Provided passage:
Homeowner equity made big year-over-year gains in the fourth quarter of 2015, according to a new analysis from CoreLogic, which found borrower equity increased by $682 billion, or 11.5 percent – to put it into perspective, that’s more than $80 billion more than the country budgeted for military spending in 2015.
In the final months of last year, the nation’s total residential mortgage count was nearing 50.6 million. Of those, 91.5 percent were in positive equity.
“The improvement in equity reflects positive home prices and continued deleveraging of mortgage balances by households,” said CoreLogic Chief Economist Frank Nothaft.
Gains in equity, however, were not universal, as approximately 120,000 properties lost equity in 2015’s final quarter.
CoreLogic’s report revealed that by the end of last December, 4.3 million residential mortgages, or 8.5 percent, were underwater. The figure represents a 19.1 year-over-year drop. An additional 2.3 percent of mortgages (1.1 million) were in near-negative equity.

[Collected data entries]
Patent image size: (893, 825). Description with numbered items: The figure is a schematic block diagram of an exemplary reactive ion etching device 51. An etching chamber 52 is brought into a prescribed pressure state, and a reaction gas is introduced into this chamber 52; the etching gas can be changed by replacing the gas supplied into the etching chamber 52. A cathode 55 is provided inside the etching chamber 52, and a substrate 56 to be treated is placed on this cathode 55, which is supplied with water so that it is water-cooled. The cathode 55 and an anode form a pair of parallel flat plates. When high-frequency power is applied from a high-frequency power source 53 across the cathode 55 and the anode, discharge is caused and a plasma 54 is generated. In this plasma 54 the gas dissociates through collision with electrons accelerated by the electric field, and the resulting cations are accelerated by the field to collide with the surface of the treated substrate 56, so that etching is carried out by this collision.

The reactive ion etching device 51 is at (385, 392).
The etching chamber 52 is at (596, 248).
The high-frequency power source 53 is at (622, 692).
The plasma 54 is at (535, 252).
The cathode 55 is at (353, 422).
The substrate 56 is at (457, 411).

What you need to do:
a - From the homeowner equity article, return the words from "Homeowner equity made" up to and including "in positive equity.", copied exactly.
b - List every count of mortgages or properties given in the homeowner equity article.

Results in order:
a -
Homeowner equity made big year-over-year gains in the fourth quarter of 2015, according to a new analysis from CoreLogic, which found borrower equity increased by $682 billion, or 11.5 percent – to put it into perspective, that’s more than $80 billion more than the country budgeted for military spending in 2015.
In the final months of last year, the nation’s total residential mortgage count was nearing 50.6 million. Of those, 91.5 percent were in positive equity.

b -
- 50.6 million (total residential mortgages)
- 120,000 (properties that lost equity)
- 4.3 million (underwater mortgages)
- 1.1 million (mortgages in near-negative equity)